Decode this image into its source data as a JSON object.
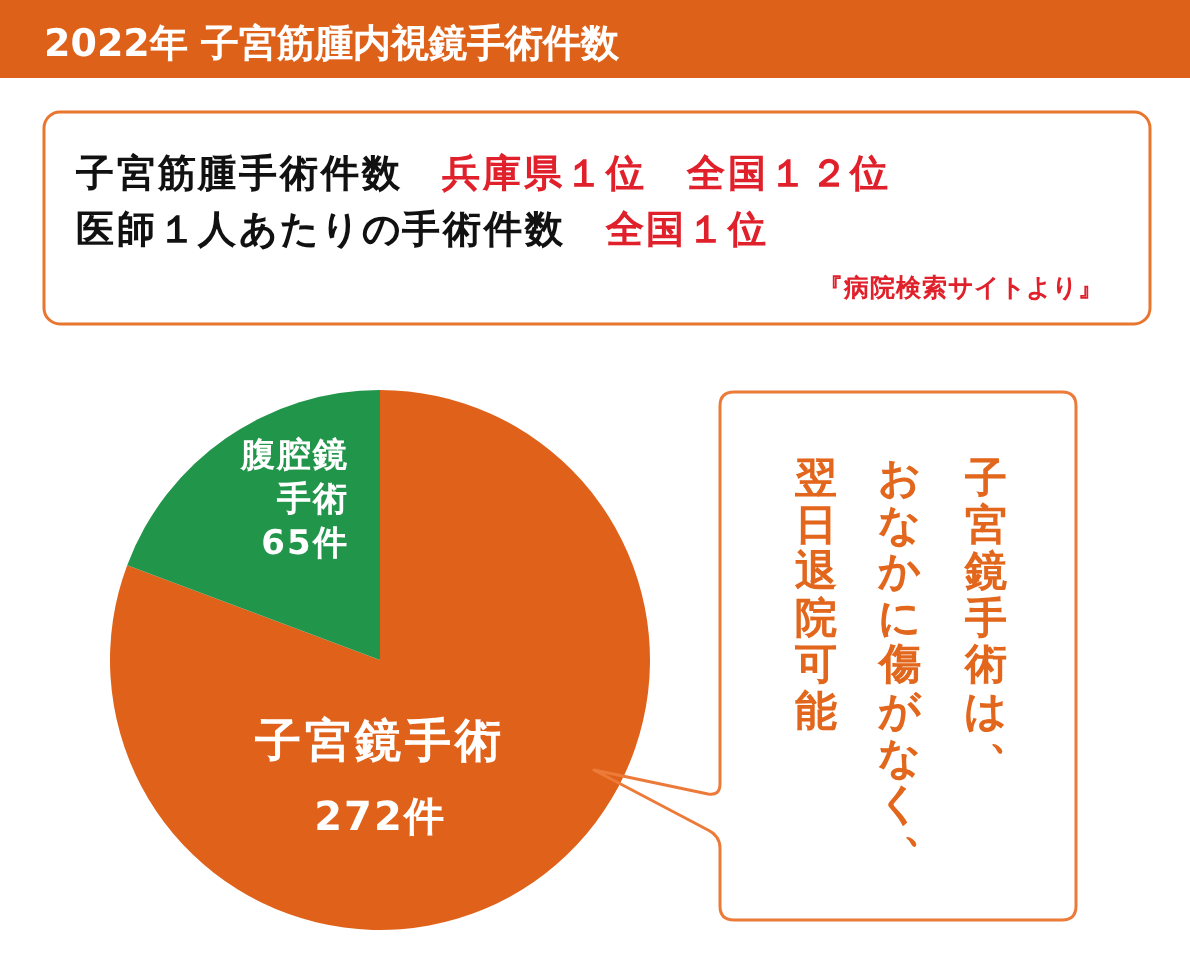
{
  "chart_data": {
    "type": "pie",
    "title": "2022年 子宮筋腫内視鏡手術件数",
    "categories": [
      "子宮鏡手術",
      "腹腔鏡手術"
    ],
    "values": [
      272,
      65
    ],
    "value_labels": [
      "272件",
      "65件"
    ],
    "colors": [
      "#e0621a",
      "#21954a"
    ],
    "annotations": [
      "子宮筋腫手術件数",
      "兵庫県１位　全国１２位",
      "医師１人あたりの手術件数",
      "全国１位",
      "『病院検索サイトより』",
      "子宮鏡手術は、",
      "おなかに傷がなく、",
      "翌日退院可能"
    ]
  }
}
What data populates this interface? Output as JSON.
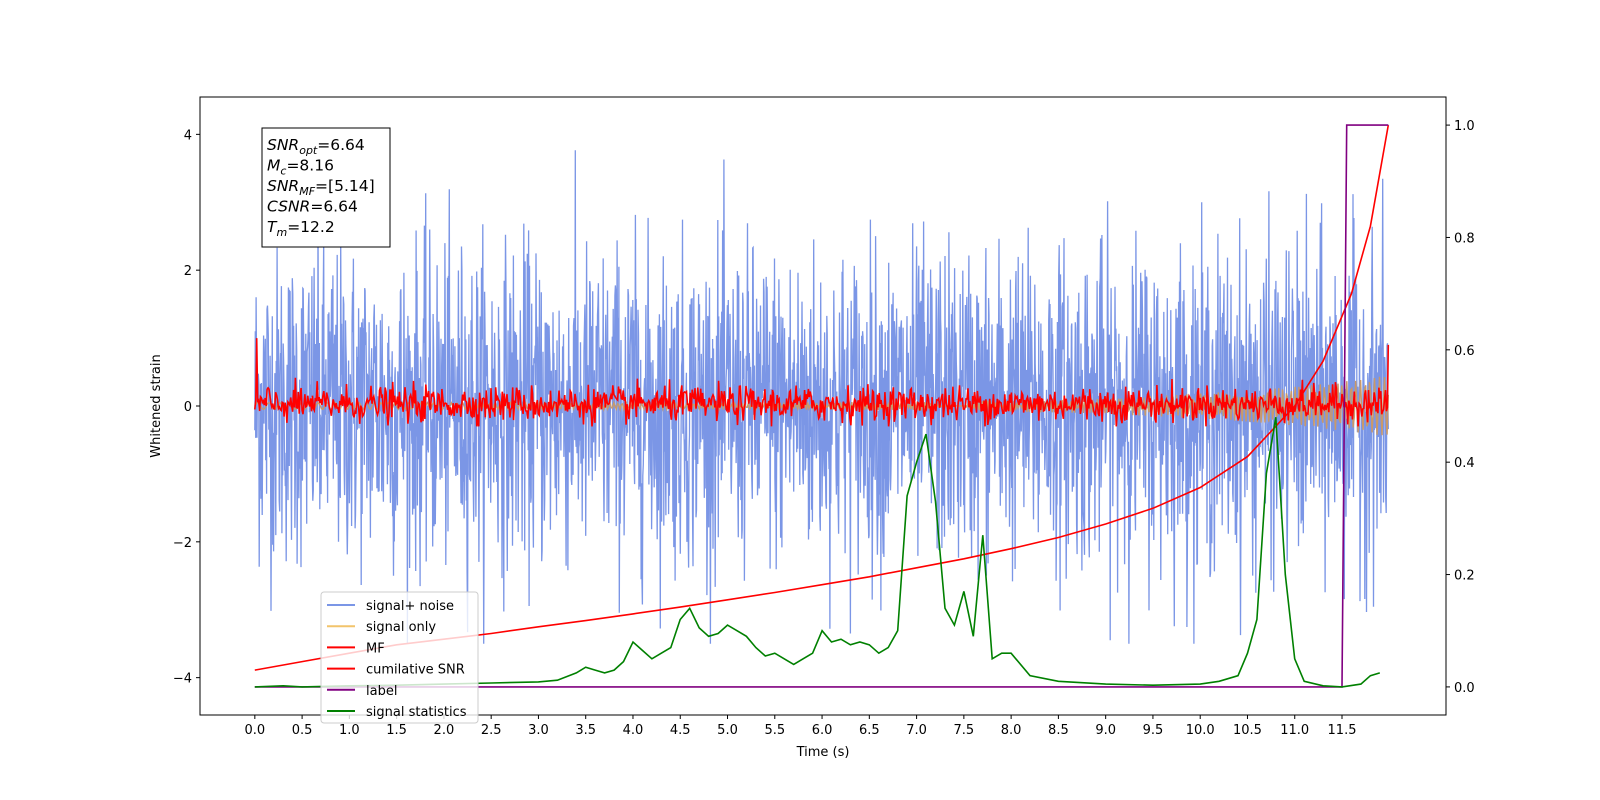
{
  "chart_data": {
    "type": "line",
    "xlabel": "Time (s)",
    "ylabel": "Whitened strain",
    "xlim": [
      -0.58,
      12.6
    ],
    "ylim": [
      -4.55,
      4.55
    ],
    "y2lim": [
      -0.05,
      1.05
    ],
    "x_ticks": [
      0.0,
      0.5,
      1.0,
      1.5,
      2.0,
      2.5,
      3.0,
      3.5,
      4.0,
      4.5,
      5.0,
      5.5,
      6.0,
      6.5,
      7.0,
      7.5,
      8.0,
      8.5,
      9.0,
      9.5,
      10.0,
      10.5,
      11.0,
      11.5
    ],
    "x_tick_labels": [
      "0.0",
      "0.5",
      "1.0",
      "1.5",
      "2.0",
      "2.5",
      "3.0",
      "3.5",
      "4.0",
      "4.5",
      "5.0",
      "5.5",
      "6.0",
      "6.5",
      "7.0",
      "7.5",
      "8.0",
      "8.5",
      "9.0",
      "9.5",
      "10.0",
      "10.5",
      "11.0",
      "11.5"
    ],
    "y_ticks": [
      4,
      2,
      0,
      -2,
      -4
    ],
    "y_tick_labels": [
      "4",
      "2",
      "0",
      "−2",
      "−4"
    ],
    "y2_ticks": [
      1.0,
      0.8,
      0.6,
      0.4,
      0.2,
      0.0
    ],
    "y2_tick_labels": [
      "1.0",
      "0.8",
      "0.6",
      "0.4",
      "0.2",
      "0.0"
    ],
    "grid": false,
    "legend_position": "bottom-left",
    "annotation": {
      "lines": [
        {
          "base": "SNR",
          "sub": "opt",
          "rest": "=6.64"
        },
        {
          "base": "M",
          "sub": "c",
          "rest": "=8.16"
        },
        {
          "base": "SNR",
          "sub": "MF",
          "rest": "=[5.14]"
        },
        {
          "base": "CSNR",
          "sub": "",
          "rest": "=6.64"
        },
        {
          "base": "T",
          "sub": "m",
          "rest": "=12.2"
        }
      ]
    },
    "series": [
      {
        "name": "signal+ noise",
        "color": "#7b96e6",
        "axis": "left",
        "style": "noise",
        "amplitude_range": [
          -3.5,
          4.1
        ],
        "x_range": [
          0.0,
          11.99
        ]
      },
      {
        "name": "signal only",
        "color": "#f2c46b",
        "axis": "left",
        "style": "chirp",
        "x_range": [
          0.0,
          11.99
        ],
        "amplitude_end": 0.4
      },
      {
        "name": "MF",
        "color": "#ff0000",
        "axis": "left",
        "style": "noise",
        "x_range": [
          0.0,
          11.99
        ],
        "amplitude_range": [
          -0.3,
          0.6
        ]
      },
      {
        "name": "cumilative SNR",
        "color": "#ff0000",
        "axis": "right",
        "x": [
          0.0,
          0.5,
          1.0,
          1.5,
          2.0,
          2.5,
          3.0,
          3.5,
          4.0,
          4.5,
          5.0,
          5.5,
          6.0,
          6.5,
          7.0,
          7.5,
          8.0,
          8.5,
          9.0,
          9.5,
          10.0,
          10.5,
          11.0,
          11.3,
          11.6,
          11.8,
          11.99
        ],
        "values": [
          0.03,
          0.045,
          0.06,
          0.075,
          0.085,
          0.095,
          0.107,
          0.118,
          0.13,
          0.142,
          0.155,
          0.168,
          0.182,
          0.196,
          0.212,
          0.228,
          0.246,
          0.266,
          0.29,
          0.318,
          0.355,
          0.41,
          0.5,
          0.58,
          0.7,
          0.82,
          1.0
        ]
      },
      {
        "name": "label",
        "color": "#800080",
        "axis": "right",
        "x": [
          0.0,
          11.5,
          11.55,
          11.99
        ],
        "values": [
          0.0,
          0.0,
          1.0,
          1.0
        ]
      },
      {
        "name": "signal statistics",
        "color": "#008000",
        "axis": "right",
        "x": [
          0.0,
          0.3,
          0.5,
          1.0,
          1.5,
          2.0,
          2.5,
          3.0,
          3.2,
          3.4,
          3.5,
          3.6,
          3.7,
          3.8,
          3.9,
          4.0,
          4.1,
          4.2,
          4.3,
          4.4,
          4.5,
          4.6,
          4.7,
          4.8,
          4.9,
          5.0,
          5.1,
          5.2,
          5.3,
          5.4,
          5.5,
          5.6,
          5.7,
          5.8,
          5.9,
          6.0,
          6.1,
          6.2,
          6.3,
          6.4,
          6.5,
          6.6,
          6.7,
          6.8,
          6.9,
          7.0,
          7.1,
          7.2,
          7.3,
          7.4,
          7.5,
          7.6,
          7.7,
          7.8,
          7.9,
          8.0,
          8.2,
          8.5,
          9.0,
          9.5,
          10.0,
          10.2,
          10.4,
          10.5,
          10.6,
          10.7,
          10.8,
          10.9,
          11.0,
          11.1,
          11.3,
          11.5,
          11.7,
          11.8,
          11.9
        ],
        "values": [
          0.0,
          0.002,
          0.0,
          0.002,
          0.003,
          0.005,
          0.007,
          0.009,
          0.012,
          0.025,
          0.035,
          0.03,
          0.025,
          0.03,
          0.045,
          0.08,
          0.065,
          0.05,
          0.06,
          0.07,
          0.12,
          0.14,
          0.105,
          0.09,
          0.095,
          0.11,
          0.1,
          0.09,
          0.07,
          0.055,
          0.06,
          0.05,
          0.04,
          0.05,
          0.06,
          0.1,
          0.08,
          0.085,
          0.075,
          0.08,
          0.075,
          0.06,
          0.07,
          0.1,
          0.34,
          0.4,
          0.45,
          0.33,
          0.14,
          0.11,
          0.17,
          0.09,
          0.27,
          0.05,
          0.06,
          0.06,
          0.02,
          0.01,
          0.005,
          0.003,
          0.005,
          0.01,
          0.02,
          0.06,
          0.12,
          0.38,
          0.48,
          0.2,
          0.05,
          0.01,
          0.002,
          0.0,
          0.005,
          0.02,
          0.025
        ]
      }
    ]
  }
}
--- --- ---
Leave out the pictures and copy the rest of the material above exactly.

Decode this image into its source data as a JSON object.
{
  "chart_data": {
    "type": "pie",
    "title": "2022年 子宮筋腫内視鏡手術件数",
    "categories": [
      "子宮鏡手術",
      "腹腔鏡手術"
    ],
    "values": [
      272,
      65
    ],
    "value_labels": [
      "272件",
      "65件"
    ],
    "colors": [
      "#e0621a",
      "#21954a"
    ],
    "annotations": [
      "子宮筋腫手術件数",
      "兵庫県１位　全国１２位",
      "医師１人あたりの手術件数",
      "全国１位",
      "『病院検索サイトより』",
      "子宮鏡手術は、",
      "おなかに傷がなく、",
      "翌日退院可能"
    ]
  }
}
What data populates this interface? Output as JSON.
{
  "chart_data": {
    "type": "line",
    "xlabel": "Time (s)",
    "ylabel": "Whitened strain",
    "xlim": [
      -0.58,
      12.6
    ],
    "ylim": [
      -4.55,
      4.55
    ],
    "y2lim": [
      -0.05,
      1.05
    ],
    "x_ticks": [
      0.0,
      0.5,
      1.0,
      1.5,
      2.0,
      2.5,
      3.0,
      3.5,
      4.0,
      4.5,
      5.0,
      5.5,
      6.0,
      6.5,
      7.0,
      7.5,
      8.0,
      8.5,
      9.0,
      9.5,
      10.0,
      10.5,
      11.0,
      11.5
    ],
    "x_tick_labels": [
      "0.0",
      "0.5",
      "1.0",
      "1.5",
      "2.0",
      "2.5",
      "3.0",
      "3.5",
      "4.0",
      "4.5",
      "5.0",
      "5.5",
      "6.0",
      "6.5",
      "7.0",
      "7.5",
      "8.0",
      "8.5",
      "9.0",
      "9.5",
      "10.0",
      "10.5",
      "11.0",
      "11.5"
    ],
    "y_ticks": [
      4,
      2,
      0,
      -2,
      -4
    ],
    "y_tick_labels": [
      "4",
      "2",
      "0",
      "−2",
      "−4"
    ],
    "y2_ticks": [
      1.0,
      0.8,
      0.6,
      0.4,
      0.2,
      0.0
    ],
    "y2_tick_labels": [
      "1.0",
      "0.8",
      "0.6",
      "0.4",
      "0.2",
      "0.0"
    ],
    "grid": false,
    "legend_position": "bottom-left",
    "annotation": {
      "lines": [
        {
          "base": "SNR",
          "sub": "opt",
          "rest": "=6.64"
        },
        {
          "base": "M",
          "sub": "c",
          "rest": "=8.16"
        },
        {
          "base": "SNR",
          "sub": "MF",
          "rest": "=[5.14]"
        },
        {
          "base": "CSNR",
          "sub": "",
          "rest": "=6.64"
        },
        {
          "base": "T",
          "sub": "m",
          "rest": "=12.2"
        }
      ]
    },
    "series": [
      {
        "name": "signal+ noise",
        "color": "#7b96e6",
        "axis": "left",
        "style": "noise",
        "amplitude_range": [
          -3.5,
          4.1
        ],
        "x_range": [
          0.0,
          11.99
        ]
      },
      {
        "name": "signal only",
        "color": "#f2c46b",
        "axis": "left",
        "style": "chirp",
        "x_range": [
          0.0,
          11.99
        ],
        "amplitude_end": 0.4
      },
      {
        "name": "MF",
        "color": "#ff0000",
        "axis": "left",
        "style": "noise",
        "x_range": [
          0.0,
          11.99
        ],
        "amplitude_range": [
          -0.3,
          0.6
        ]
      },
      {
        "name": "cumilative SNR",
        "color": "#ff0000",
        "axis": "right",
        "x": [
          0.0,
          0.5,
          1.0,
          1.5,
          2.0,
          2.5,
          3.0,
          3.5,
          4.0,
          4.5,
          5.0,
          5.5,
          6.0,
          6.5,
          7.0,
          7.5,
          8.0,
          8.5,
          9.0,
          9.5,
          10.0,
          10.5,
          11.0,
          11.3,
          11.6,
          11.8,
          11.99
        ],
        "values": [
          0.03,
          0.045,
          0.06,
          0.075,
          0.085,
          0.095,
          0.107,
          0.118,
          0.13,
          0.142,
          0.155,
          0.168,
          0.182,
          0.196,
          0.212,
          0.228,
          0.246,
          0.266,
          0.29,
          0.318,
          0.355,
          0.41,
          0.5,
          0.58,
          0.7,
          0.82,
          1.0
        ]
      },
      {
        "name": "label",
        "color": "#800080",
        "axis": "right",
        "x": [
          0.0,
          11.5,
          11.55,
          11.99
        ],
        "values": [
          0.0,
          0.0,
          1.0,
          1.0
        ]
      },
      {
        "name": "signal statistics",
        "color": "#008000",
        "axis": "right",
        "x": [
          0.0,
          0.3,
          0.5,
          1.0,
          1.5,
          2.0,
          2.5,
          3.0,
          3.2,
          3.4,
          3.5,
          3.6,
          3.7,
          3.8,
          3.9,
          4.0,
          4.1,
          4.2,
          4.3,
          4.4,
          4.5,
          4.6,
          4.7,
          4.8,
          4.9,
          5.0,
          5.1,
          5.2,
          5.3,
          5.4,
          5.5,
          5.6,
          5.7,
          5.8,
          5.9,
          6.0,
          6.1,
          6.2,
          6.3,
          6.4,
          6.5,
          6.6,
          6.7,
          6.8,
          6.9,
          7.0,
          7.1,
          7.2,
          7.3,
          7.4,
          7.5,
          7.6,
          7.7,
          7.8,
          7.9,
          8.0,
          8.2,
          8.5,
          9.0,
          9.5,
          10.0,
          10.2,
          10.4,
          10.5,
          10.6,
          10.7,
          10.8,
          10.9,
          11.0,
          11.1,
          11.3,
          11.5,
          11.7,
          11.8,
          11.9
        ],
        "values": [
          0.0,
          0.002,
          0.0,
          0.002,
          0.003,
          0.005,
          0.007,
          0.009,
          0.012,
          0.025,
          0.035,
          0.03,
          0.025,
          0.03,
          0.045,
          0.08,
          0.065,
          0.05,
          0.06,
          0.07,
          0.12,
          0.14,
          0.105,
          0.09,
          0.095,
          0.11,
          0.1,
          0.09,
          0.07,
          0.055,
          0.06,
          0.05,
          0.04,
          0.05,
          0.06,
          0.1,
          0.08,
          0.085,
          0.075,
          0.08,
          0.075,
          0.06,
          0.07,
          0.1,
          0.34,
          0.4,
          0.45,
          0.33,
          0.14,
          0.11,
          0.17,
          0.09,
          0.27,
          0.05,
          0.06,
          0.06,
          0.02,
          0.01,
          0.005,
          0.003,
          0.005,
          0.01,
          0.02,
          0.06,
          0.12,
          0.38,
          0.48,
          0.2,
          0.05,
          0.01,
          0.002,
          0.0,
          0.005,
          0.02,
          0.025
        ]
      }
    ]
  }
}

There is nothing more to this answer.